Exercise objective » Omit the pictures and output every entry below exactly as written.

Records for processing »
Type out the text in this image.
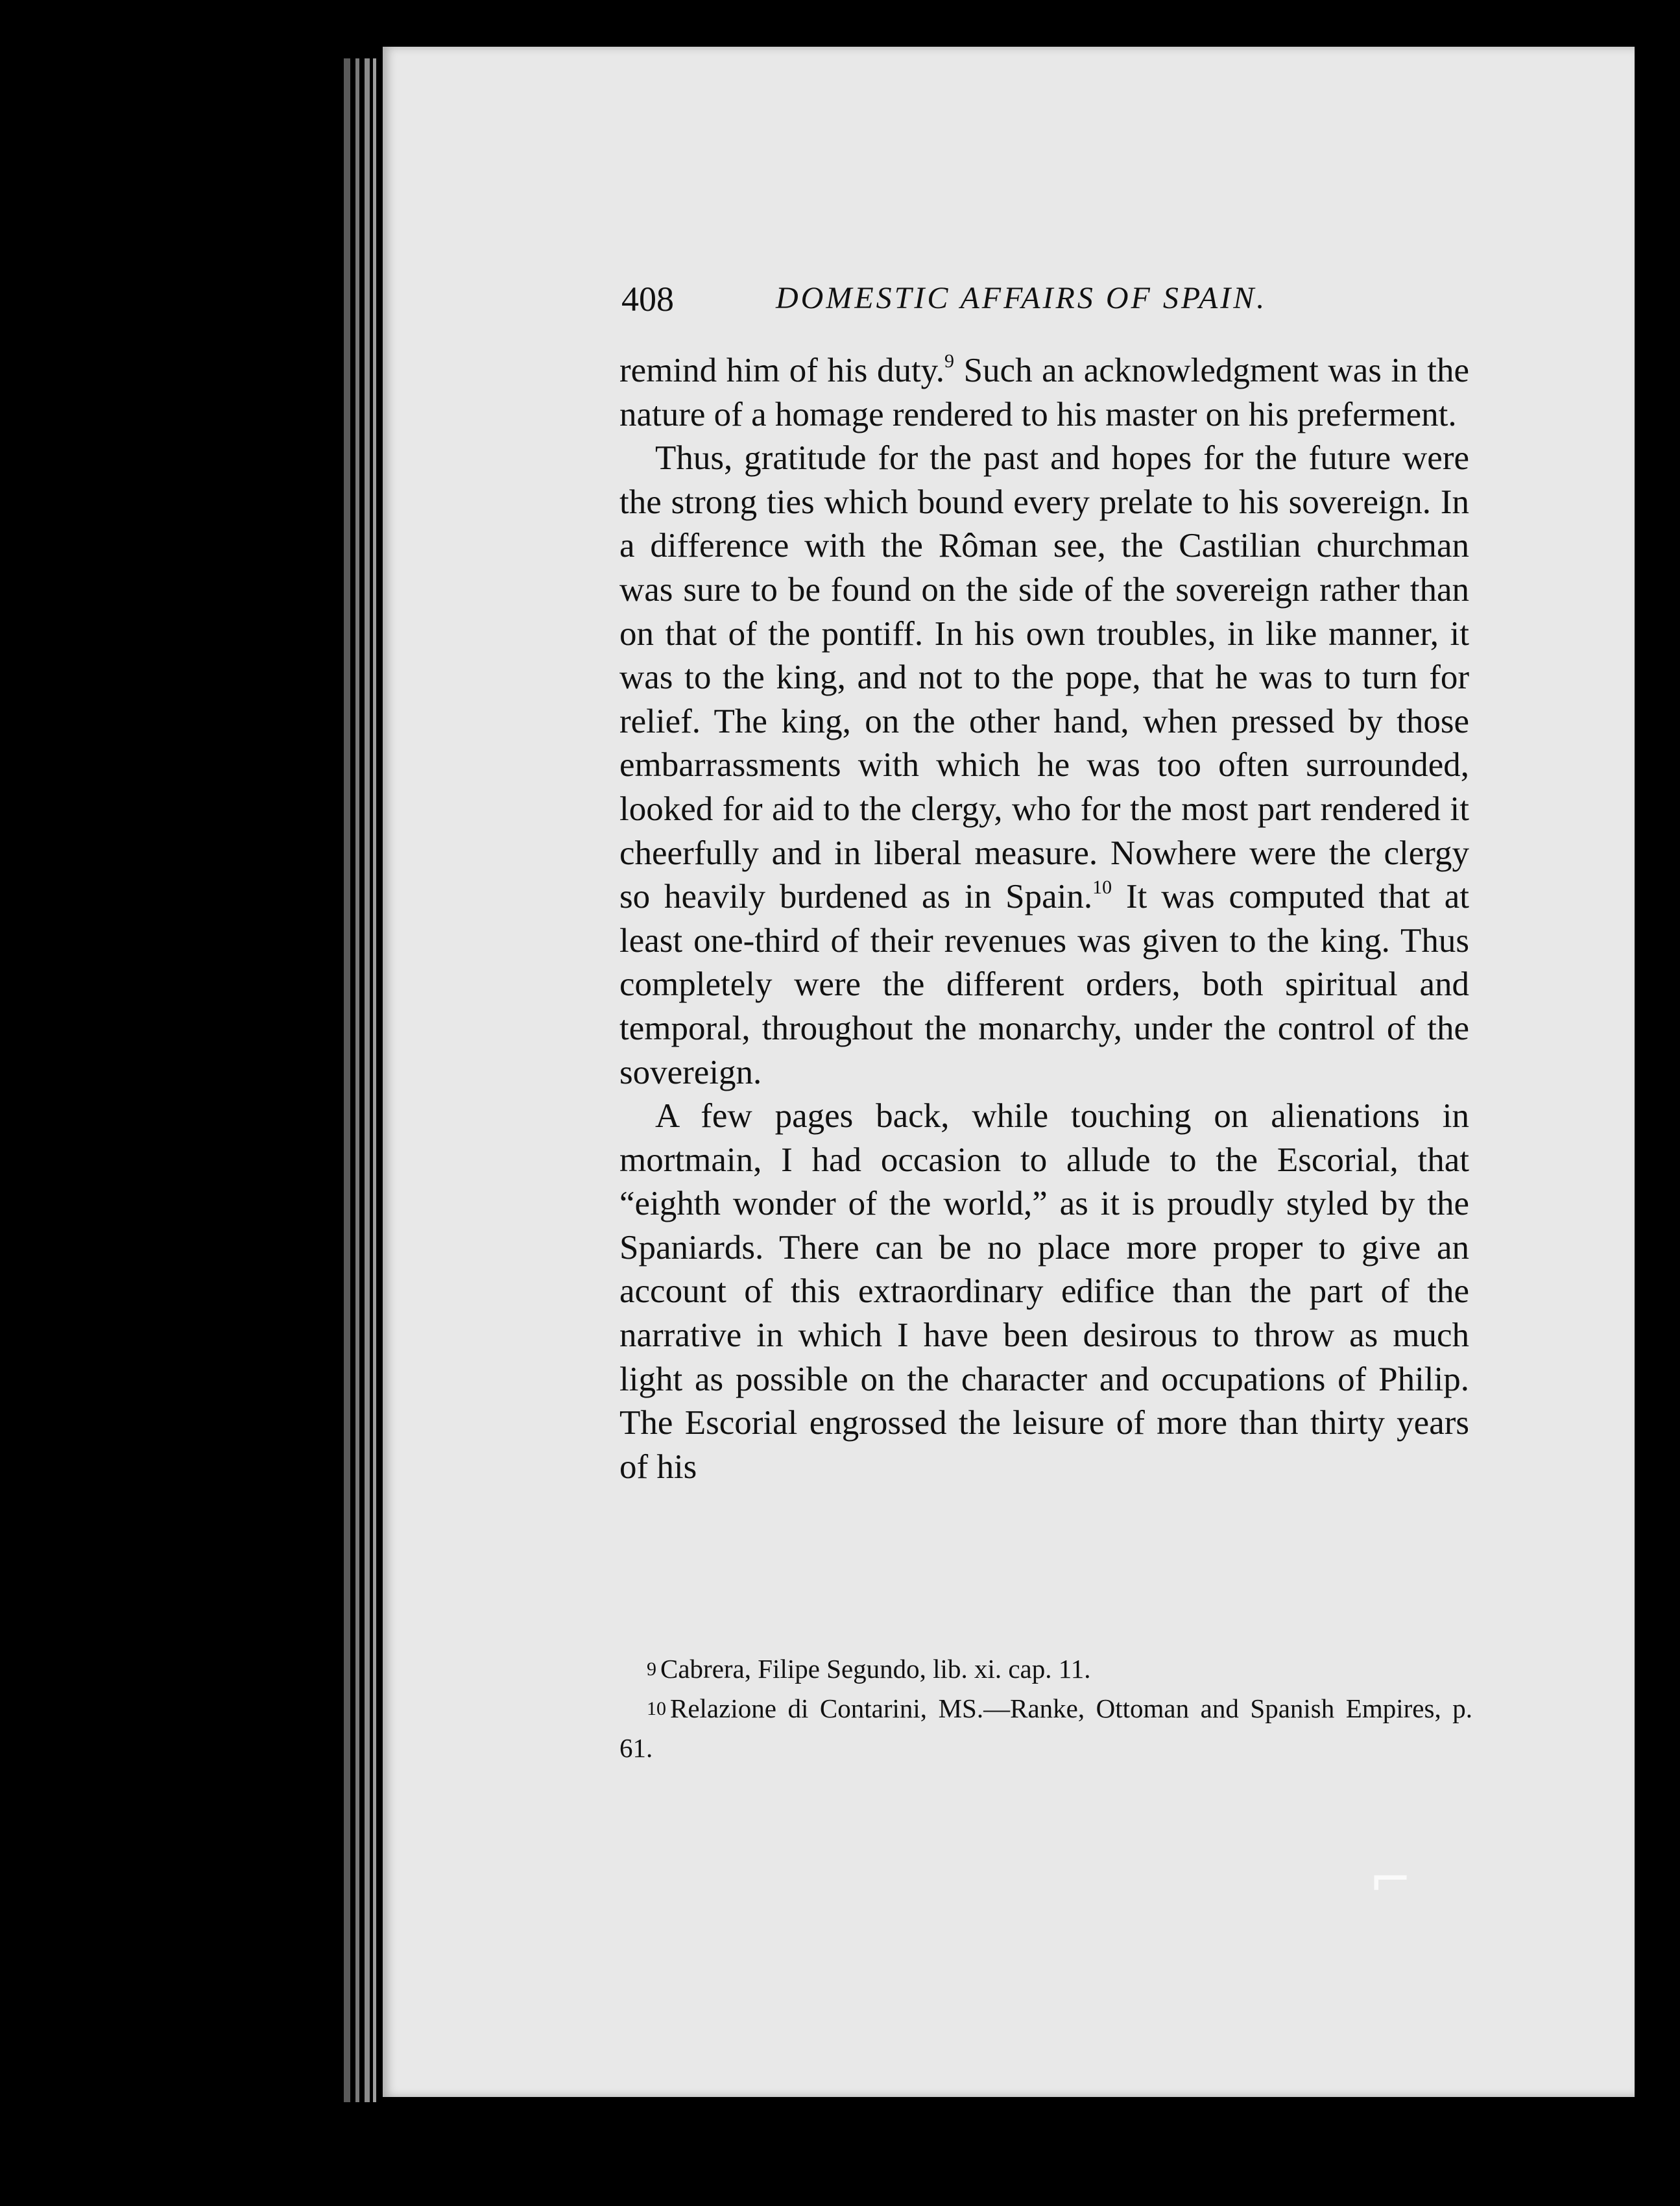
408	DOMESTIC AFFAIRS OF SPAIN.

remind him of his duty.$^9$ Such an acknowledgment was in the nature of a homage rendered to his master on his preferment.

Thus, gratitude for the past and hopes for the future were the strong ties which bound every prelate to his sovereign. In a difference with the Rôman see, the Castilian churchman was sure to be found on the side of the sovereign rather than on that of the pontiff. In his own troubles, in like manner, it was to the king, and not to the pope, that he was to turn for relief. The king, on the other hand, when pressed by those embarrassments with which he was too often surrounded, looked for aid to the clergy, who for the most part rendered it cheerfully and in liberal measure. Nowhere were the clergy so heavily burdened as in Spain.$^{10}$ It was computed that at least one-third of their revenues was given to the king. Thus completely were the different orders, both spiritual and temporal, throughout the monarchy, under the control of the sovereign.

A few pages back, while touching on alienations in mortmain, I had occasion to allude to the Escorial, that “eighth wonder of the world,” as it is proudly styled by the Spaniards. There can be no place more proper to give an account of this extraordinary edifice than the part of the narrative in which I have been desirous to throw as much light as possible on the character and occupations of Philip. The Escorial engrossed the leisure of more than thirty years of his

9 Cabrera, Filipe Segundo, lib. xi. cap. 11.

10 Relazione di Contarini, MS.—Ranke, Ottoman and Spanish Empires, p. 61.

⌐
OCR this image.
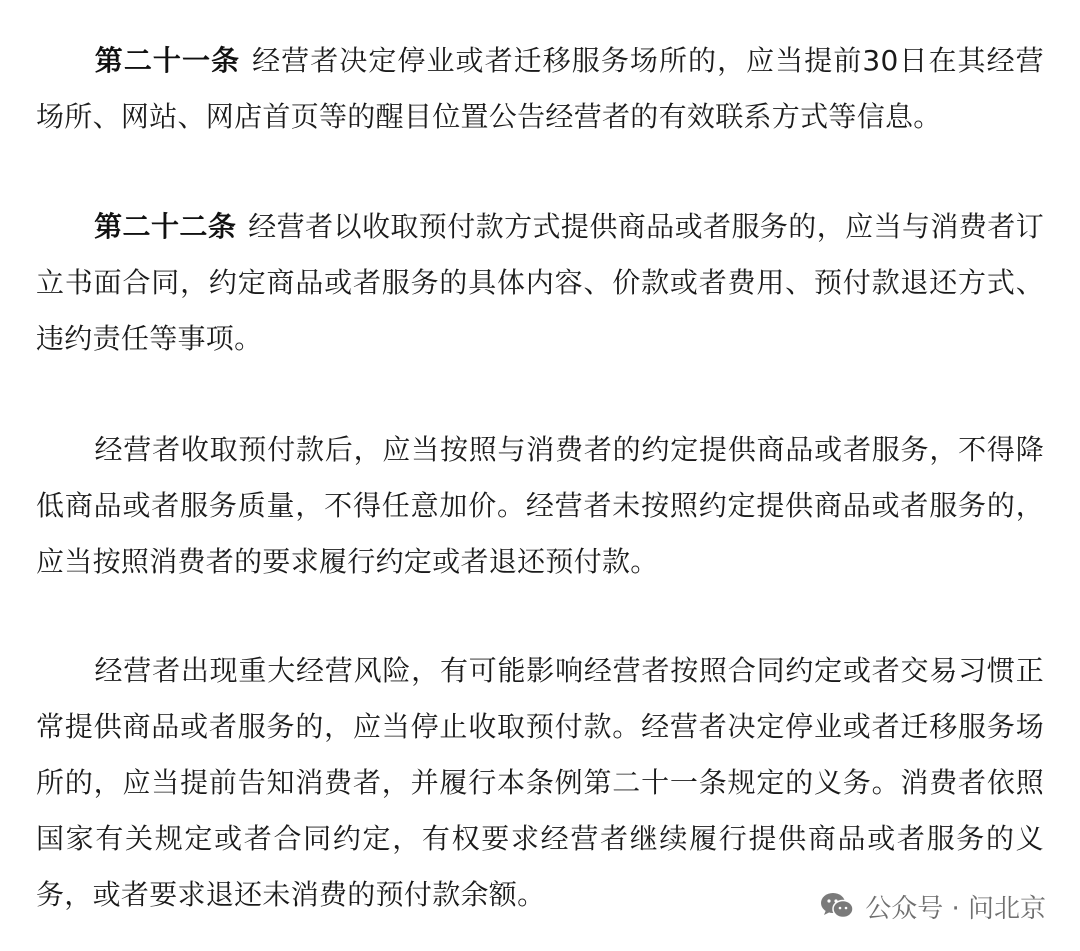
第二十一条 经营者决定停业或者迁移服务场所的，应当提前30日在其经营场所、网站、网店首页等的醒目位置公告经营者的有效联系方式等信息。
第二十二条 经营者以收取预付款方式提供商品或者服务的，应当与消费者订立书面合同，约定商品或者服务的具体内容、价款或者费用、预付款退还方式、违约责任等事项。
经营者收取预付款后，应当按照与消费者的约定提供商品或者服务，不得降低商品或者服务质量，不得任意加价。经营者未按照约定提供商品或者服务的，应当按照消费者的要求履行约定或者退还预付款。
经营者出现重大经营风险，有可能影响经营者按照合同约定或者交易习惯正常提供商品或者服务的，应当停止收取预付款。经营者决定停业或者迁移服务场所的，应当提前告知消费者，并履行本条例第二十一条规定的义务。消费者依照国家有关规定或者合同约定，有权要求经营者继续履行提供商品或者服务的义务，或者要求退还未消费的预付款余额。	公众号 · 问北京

Finished task »
Type out the text in this image.
408	DOMESTIC AFFAIRS OF SPAIN.

remind him of his duty.$^9$ Such an acknowledgment was in the nature of a homage rendered to his master on his preferment.

Thus, gratitude for the past and hopes for the future were the strong ties which bound every prelate to his sovereign. In a difference with the Rôman see, the Castilian churchman was sure to be found on the side of the sovereign rather than on that of the pontiff. In his own troubles, in like manner, it was to the king, and not to the pope, that he was to turn for relief. The king, on the other hand, when pressed by those embarrassments with which he was too often surrounded, looked for aid to the clergy, who for the most part rendered it cheerfully and in liberal measure. Nowhere were the clergy so heavily burdened as in Spain.$^{10}$ It was computed that at least one-third of their revenues was given to the king. Thus completely were the different orders, both spiritual and temporal, throughout the monarchy, under the control of the sovereign.

A few pages back, while touching on alienations in mortmain, I had occasion to allude to the Escorial, that “eighth wonder of the world,” as it is proudly styled by the Spaniards. There can be no place more proper to give an account of this extraordinary edifice than the part of the narrative in which I have been desirous to throw as much light as possible on the character and occupations of Philip. The Escorial engrossed the leisure of more than thirty years of his

9 Cabrera, Filipe Segundo, lib. xi. cap. 11.

10 Relazione di Contarini, MS.—Ranke, Ottoman and Spanish Empires, p. 61.

⌐
OCR this image.
第二十一条 经营者决定停业或者迁移服务场所的，应当提前30日在其经营场所、网站、网店首页等的醒目位置公告经营者的有效联系方式等信息。
第二十二条 经营者以收取预付款方式提供商品或者服务的，应当与消费者订立书面合同，约定商品或者服务的具体内容、价款或者费用、预付款退还方式、违约责任等事项。
经营者收取预付款后，应当按照与消费者的约定提供商品或者服务，不得降低商品或者服务质量，不得任意加价。经营者未按照约定提供商品或者服务的，应当按照消费者的要求履行约定或者退还预付款。
经营者出现重大经营风险，有可能影响经营者按照合同约定或者交易习惯正常提供商品或者服务的，应当停止收取预付款。经营者决定停业或者迁移服务场所的，应当提前告知消费者，并履行本条例第二十一条规定的义务。消费者依照国家有关规定或者合同约定，有权要求经营者继续履行提供商品或者服务的义务，或者要求退还未消费的预付款余额。	公众号 · 问北京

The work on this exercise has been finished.